▸ Collected data entries
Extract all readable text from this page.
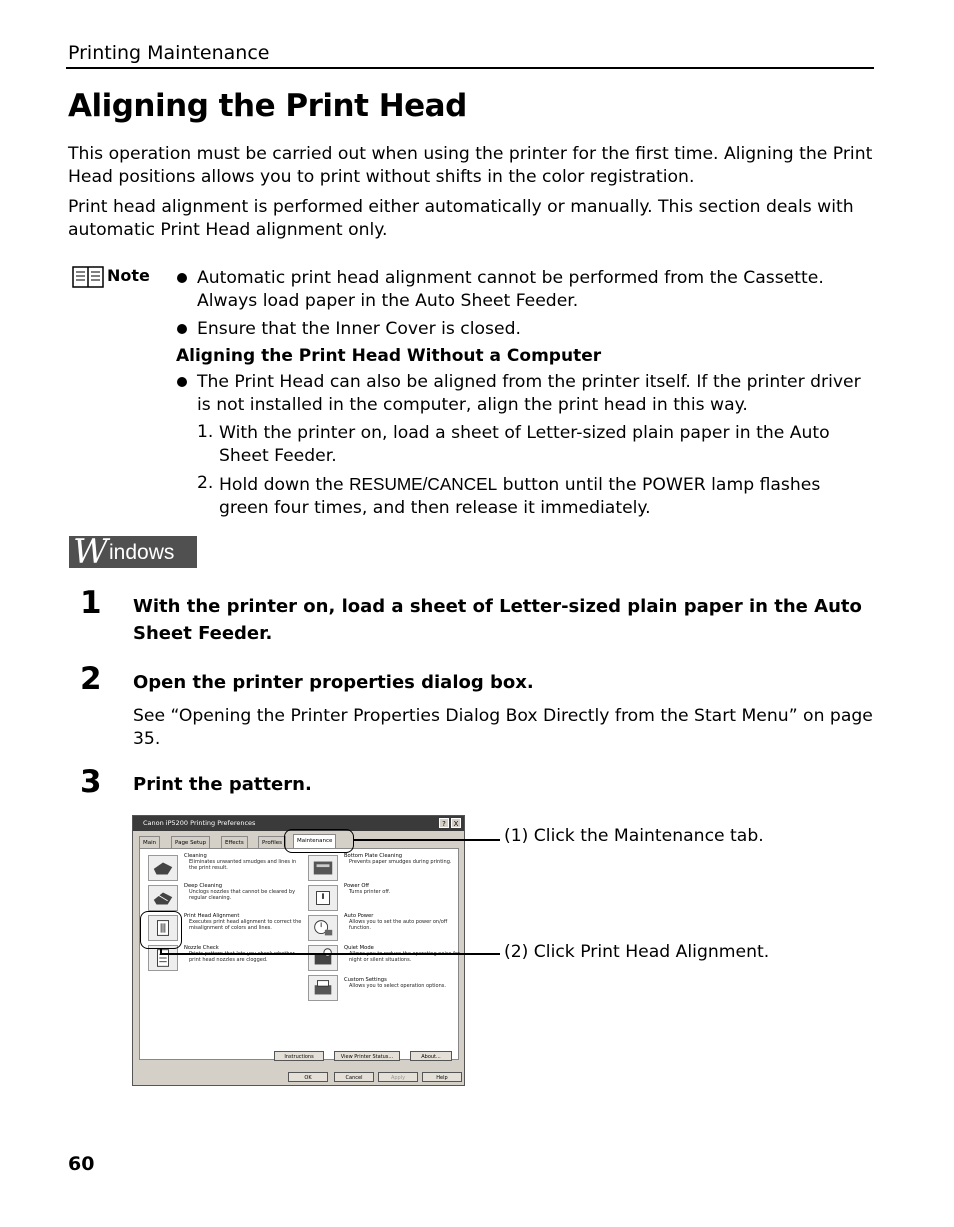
Printing Maintenance
Aligning the Print Head
This operation must be carried out when using the printer for the first time. Aligning the Print Head positions allows you to print without shifts in the color registration.
Print head alignment is performed either automatically or manually. This section deals with automatic Print Head alignment only.
Note	Automatic print head alignment cannot be performed from the Cassette. Always load paper in the Auto Sheet Feeder.
Ensure that the Inner Cover is closed.
Aligning the Print Head Without a Computer
The Print Head can also be aligned from the printer itself. If the printer driver is not installed in the computer, align the print head in this way.
1. With the printer on, load a sheet of Letter-sized plain paper in the Auto Sheet Feeder.
2. Hold down the RESUME/CANCEL button until the POWER lamp flashes green four times, and then release it immediately.
W indows
1 With the printer on, load a sheet of Letter-sized plain paper in the Auto Sheet Feeder.
2 Open the printer properties dialog box.
See “Opening the Printer Properties Dialog Box Directly from the Start Menu” on page 35.
3 Print the pattern.
Canon iP5200 Printing Preferences	?	X
Main	Page Setup	Effects	Profiles	Maintenance
Cleaning
Eliminates unwanted smudges and lines in the print result.
Deep Cleaning
Unclogs nozzles that cannot be cleared by regular cleaning.
Print Head Alignment
Executes print head alignment to correct the misalignment of colors and lines.
Nozzle Check
print head nozzles are clogged.
Bottom Plate Cleaning
Prevents paper smudges during printing.
Power Off
Turns printer off.
Auto Power
Allows you to set the auto power on/off function.
Quiet Mode
night or silent situations.
Custom Settings
Allows you to select operation options.
Instructions	View Printer Status...	About...
OK	Cancel	Apply	Help
(1) Click the Maintenance tab.
(2) Click Print Head Alignment.
60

▸ What to produce
Answer only with how many lines in the records include "operation".

▸ Solution to this exercise
2